- Problem to work on: Find each line with the string "формуле" and copy it.

>> Start Material to process

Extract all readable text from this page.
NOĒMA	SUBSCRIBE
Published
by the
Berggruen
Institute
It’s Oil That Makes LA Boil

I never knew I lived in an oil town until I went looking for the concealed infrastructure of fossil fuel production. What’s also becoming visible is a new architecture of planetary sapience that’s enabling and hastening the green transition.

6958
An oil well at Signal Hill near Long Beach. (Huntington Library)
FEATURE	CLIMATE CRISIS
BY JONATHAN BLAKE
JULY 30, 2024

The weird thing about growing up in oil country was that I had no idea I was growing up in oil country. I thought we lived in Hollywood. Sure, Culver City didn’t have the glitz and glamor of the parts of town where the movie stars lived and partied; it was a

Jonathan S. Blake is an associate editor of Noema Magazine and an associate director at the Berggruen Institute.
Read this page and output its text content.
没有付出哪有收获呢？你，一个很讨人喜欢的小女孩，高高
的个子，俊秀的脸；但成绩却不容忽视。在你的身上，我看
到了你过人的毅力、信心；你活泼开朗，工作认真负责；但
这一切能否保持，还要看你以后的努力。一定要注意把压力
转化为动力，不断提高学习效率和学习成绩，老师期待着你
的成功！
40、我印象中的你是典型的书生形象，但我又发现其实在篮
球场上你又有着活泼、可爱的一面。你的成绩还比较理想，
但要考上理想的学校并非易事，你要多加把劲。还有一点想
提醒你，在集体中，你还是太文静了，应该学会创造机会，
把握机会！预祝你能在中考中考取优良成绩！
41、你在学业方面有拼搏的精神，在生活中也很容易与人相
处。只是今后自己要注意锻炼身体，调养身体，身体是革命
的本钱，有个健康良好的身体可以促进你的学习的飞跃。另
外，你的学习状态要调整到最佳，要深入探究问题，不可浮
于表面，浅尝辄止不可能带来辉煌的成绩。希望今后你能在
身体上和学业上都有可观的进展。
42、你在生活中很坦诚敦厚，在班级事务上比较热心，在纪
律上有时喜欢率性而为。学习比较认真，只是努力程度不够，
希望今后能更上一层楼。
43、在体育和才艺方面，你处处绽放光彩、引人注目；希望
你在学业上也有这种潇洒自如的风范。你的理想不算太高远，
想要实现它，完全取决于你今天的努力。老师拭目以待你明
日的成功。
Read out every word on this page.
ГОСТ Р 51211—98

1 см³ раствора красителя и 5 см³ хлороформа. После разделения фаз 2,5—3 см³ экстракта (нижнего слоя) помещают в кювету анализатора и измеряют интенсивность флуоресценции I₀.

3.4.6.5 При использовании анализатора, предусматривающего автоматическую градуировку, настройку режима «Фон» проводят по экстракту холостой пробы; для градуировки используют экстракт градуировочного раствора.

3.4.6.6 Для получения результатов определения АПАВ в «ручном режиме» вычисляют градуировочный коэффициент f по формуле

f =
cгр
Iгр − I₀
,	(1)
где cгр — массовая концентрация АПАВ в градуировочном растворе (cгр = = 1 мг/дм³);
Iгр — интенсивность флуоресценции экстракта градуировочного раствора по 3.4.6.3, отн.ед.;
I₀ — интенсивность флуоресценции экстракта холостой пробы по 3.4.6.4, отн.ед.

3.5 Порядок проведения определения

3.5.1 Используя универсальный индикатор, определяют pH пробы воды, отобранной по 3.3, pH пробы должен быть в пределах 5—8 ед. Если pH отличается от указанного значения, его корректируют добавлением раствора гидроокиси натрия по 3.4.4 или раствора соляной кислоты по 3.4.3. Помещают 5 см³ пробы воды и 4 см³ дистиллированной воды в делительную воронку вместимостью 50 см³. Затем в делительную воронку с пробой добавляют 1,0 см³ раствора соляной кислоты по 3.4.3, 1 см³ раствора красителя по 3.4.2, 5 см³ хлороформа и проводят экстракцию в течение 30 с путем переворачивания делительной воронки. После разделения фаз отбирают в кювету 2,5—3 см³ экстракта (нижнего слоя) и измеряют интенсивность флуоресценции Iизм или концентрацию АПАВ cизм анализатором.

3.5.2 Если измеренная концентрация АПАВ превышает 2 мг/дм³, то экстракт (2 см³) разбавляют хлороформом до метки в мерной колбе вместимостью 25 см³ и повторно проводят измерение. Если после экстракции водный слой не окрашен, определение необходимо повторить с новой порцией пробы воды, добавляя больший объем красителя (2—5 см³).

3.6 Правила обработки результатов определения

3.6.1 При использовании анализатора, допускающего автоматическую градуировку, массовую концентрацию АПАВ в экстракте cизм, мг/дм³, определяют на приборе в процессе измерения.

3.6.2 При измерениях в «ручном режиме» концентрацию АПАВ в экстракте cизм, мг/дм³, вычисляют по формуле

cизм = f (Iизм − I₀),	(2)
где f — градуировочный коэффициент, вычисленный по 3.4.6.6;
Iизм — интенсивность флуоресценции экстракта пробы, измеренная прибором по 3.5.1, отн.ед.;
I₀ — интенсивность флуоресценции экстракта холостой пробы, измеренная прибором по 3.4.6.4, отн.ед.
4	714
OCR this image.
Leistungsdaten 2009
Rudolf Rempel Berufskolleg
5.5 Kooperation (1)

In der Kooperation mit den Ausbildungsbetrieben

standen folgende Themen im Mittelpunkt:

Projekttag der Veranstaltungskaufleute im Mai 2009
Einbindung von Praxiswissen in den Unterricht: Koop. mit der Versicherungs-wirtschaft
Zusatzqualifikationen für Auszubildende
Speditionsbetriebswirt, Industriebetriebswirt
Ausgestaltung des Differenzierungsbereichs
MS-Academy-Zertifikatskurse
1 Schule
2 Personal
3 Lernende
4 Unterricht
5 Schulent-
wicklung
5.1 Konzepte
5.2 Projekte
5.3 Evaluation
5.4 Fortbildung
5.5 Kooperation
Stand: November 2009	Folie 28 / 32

>> End Material to process

- Expected answer:
3.4.6.6 Для получения результатов определения АПАВ в «ручном режиме» вычисляют градуировочный коэффициент f по формуле
3.6.2 При измерениях в «ручном режиме» концентрацию АПАВ в экстракте cизм, мг/дм³, вычисляют по формуле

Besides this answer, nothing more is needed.